▶ **Records provided**:
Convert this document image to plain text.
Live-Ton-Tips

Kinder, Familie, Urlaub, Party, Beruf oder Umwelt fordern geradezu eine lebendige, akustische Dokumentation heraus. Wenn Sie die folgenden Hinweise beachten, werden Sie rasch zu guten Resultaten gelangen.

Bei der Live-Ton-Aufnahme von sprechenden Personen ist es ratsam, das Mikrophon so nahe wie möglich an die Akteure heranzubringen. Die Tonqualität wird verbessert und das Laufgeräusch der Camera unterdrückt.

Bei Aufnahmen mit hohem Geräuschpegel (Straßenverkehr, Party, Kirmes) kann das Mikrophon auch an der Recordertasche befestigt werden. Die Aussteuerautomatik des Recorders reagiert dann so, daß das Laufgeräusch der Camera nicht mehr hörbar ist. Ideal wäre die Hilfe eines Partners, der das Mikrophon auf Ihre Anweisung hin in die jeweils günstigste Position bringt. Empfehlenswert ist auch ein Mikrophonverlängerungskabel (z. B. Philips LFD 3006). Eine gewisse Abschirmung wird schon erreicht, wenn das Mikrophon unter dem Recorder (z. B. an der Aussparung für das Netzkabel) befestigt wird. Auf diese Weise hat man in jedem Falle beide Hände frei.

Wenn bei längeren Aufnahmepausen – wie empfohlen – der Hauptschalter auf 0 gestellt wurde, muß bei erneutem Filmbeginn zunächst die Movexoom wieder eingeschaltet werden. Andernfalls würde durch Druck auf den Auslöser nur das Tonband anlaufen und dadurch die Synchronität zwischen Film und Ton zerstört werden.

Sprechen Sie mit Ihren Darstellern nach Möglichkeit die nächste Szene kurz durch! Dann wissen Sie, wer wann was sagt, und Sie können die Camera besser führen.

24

▶ **Written task**: Copy all the records above exactly, missing none.

▶ **Written answer**:
Convert this document image to plain text.
Live-Ton-Tips

Kinder, Familie, Urlaub, Party, Beruf oder Umwelt fordern geradezu eine lebendige, akustische Dokumentation heraus. Wenn Sie die folgenden Hinweise beachten, werden Sie rasch zu guten Resultaten gelangen.

Bei der Live-Ton-Aufnahme von sprechenden Personen ist es ratsam, das Mikrophon so nahe wie möglich an die Akteure heranzubringen. Die Tonqualität wird verbessert und das Laufgeräusch der Camera unterdrückt.

Bei Aufnahmen mit hohem Geräuschpegel (Straßenverkehr, Party, Kirmes) kann das Mikrophon auch an der Recordertasche befestigt werden. Die Aussteuerautomatik des Recorders reagiert dann so, daß das Laufgeräusch der Camera nicht mehr hörbar ist. Ideal wäre die Hilfe eines Partners, der das Mikrophon auf Ihre Anweisung hin in die jeweils günstigste Position bringt. Empfehlenswert ist auch ein Mikrophonverlängerungskabel (z. B. Philips LFD 3006). Eine gewisse Abschirmung wird schon erreicht, wenn das Mikrophon unter dem Recorder (z. B. an der Aussparung für das Netzkabel) befestigt wird. Auf diese Weise hat man in jedem Falle beide Hände frei.

Wenn bei längeren Aufnahmepausen – wie empfohlen – der Hauptschalter auf 0 gestellt wurde, muß bei erneutem Filmbeginn zunächst die Movexoom wieder eingeschaltet werden. Andernfalls würde durch Druck auf den Auslöser nur das Tonband anlaufen und dadurch die Synchronität zwischen Film und Ton zerstört werden.

Sprechen Sie mit Ihren Darstellern nach Möglichkeit die nächste Szene kurz durch! Dann wissen Sie, wer wann was sagt, und Sie können die Camera besser führen.

24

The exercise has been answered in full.